**Required work:**
Please update the rows, starting at the first row and ending at the row that contains "q10-option-d-label: D． <box>175", by replacing "screenshot" with "image". Give those rows back with nothing else changed.

╭──

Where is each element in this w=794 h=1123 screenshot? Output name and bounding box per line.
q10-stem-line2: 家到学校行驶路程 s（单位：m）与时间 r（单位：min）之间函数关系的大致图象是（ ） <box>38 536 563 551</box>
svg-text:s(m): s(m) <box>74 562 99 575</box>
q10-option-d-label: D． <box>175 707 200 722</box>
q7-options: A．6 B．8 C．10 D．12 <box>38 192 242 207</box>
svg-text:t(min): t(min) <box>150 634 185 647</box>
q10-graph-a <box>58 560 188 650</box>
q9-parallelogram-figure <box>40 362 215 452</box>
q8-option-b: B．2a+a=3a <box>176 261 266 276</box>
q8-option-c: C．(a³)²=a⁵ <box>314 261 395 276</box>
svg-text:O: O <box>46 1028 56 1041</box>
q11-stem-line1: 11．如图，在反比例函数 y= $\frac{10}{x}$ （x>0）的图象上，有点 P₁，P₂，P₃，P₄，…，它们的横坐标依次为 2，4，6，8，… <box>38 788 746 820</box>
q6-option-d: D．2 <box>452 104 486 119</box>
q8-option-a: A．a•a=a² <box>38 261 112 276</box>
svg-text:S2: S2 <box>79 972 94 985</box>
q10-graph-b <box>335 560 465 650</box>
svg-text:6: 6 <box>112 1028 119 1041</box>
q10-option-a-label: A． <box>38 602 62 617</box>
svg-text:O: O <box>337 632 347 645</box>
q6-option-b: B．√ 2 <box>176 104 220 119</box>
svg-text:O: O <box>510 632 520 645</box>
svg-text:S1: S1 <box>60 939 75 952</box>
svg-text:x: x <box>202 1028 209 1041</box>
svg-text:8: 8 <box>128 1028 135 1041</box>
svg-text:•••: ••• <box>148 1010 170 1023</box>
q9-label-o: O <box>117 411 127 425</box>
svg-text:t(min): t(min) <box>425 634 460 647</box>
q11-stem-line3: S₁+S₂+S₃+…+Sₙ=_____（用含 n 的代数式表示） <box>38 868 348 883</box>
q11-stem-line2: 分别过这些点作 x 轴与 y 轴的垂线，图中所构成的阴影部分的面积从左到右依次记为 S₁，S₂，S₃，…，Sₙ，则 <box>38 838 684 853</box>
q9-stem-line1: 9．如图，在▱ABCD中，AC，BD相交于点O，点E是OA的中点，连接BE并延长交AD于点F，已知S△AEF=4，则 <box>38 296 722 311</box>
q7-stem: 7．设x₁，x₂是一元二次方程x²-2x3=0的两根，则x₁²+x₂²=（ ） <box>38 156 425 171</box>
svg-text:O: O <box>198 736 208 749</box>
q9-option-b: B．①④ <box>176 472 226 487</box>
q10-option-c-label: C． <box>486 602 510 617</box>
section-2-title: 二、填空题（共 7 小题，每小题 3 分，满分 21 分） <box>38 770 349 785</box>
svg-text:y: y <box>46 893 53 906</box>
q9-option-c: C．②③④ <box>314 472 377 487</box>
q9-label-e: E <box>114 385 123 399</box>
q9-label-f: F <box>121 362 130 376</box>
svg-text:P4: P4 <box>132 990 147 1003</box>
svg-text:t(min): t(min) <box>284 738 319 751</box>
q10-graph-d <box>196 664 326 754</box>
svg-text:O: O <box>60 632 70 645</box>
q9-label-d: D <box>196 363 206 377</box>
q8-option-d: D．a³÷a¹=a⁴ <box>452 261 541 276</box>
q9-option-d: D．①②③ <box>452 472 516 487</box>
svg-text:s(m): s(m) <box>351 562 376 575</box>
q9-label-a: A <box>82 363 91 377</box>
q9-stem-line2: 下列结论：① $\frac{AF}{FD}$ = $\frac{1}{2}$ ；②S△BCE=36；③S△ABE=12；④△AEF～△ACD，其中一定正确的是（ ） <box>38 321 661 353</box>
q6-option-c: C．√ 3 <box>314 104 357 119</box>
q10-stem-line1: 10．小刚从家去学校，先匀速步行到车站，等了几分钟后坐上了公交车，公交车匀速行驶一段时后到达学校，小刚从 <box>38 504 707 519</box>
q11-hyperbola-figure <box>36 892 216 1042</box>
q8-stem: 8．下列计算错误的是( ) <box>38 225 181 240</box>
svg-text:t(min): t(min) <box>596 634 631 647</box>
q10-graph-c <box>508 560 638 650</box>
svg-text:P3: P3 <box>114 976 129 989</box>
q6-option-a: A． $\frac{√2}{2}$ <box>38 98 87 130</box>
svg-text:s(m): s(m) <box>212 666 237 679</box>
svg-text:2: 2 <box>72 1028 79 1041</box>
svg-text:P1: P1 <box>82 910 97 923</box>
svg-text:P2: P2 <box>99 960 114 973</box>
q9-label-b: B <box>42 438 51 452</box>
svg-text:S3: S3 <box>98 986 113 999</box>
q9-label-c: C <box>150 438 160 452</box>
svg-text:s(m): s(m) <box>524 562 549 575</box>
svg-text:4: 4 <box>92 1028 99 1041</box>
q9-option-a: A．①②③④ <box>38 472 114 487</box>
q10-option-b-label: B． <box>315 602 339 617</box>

╰──

**Written response:**
Where is each element in this w=794 h=1123 image? Output name and bounding box per line.
q10-stem-line2: 家到学校行驶路程 s（单位：m）与时间 r（单位：min）之间函数关系的大致图象是（ ） <box>38 536 563 551</box>
svg-text:s(m): s(m) <box>74 562 99 575</box>
q10-option-d-label: D． <box>175 707 200 722</box>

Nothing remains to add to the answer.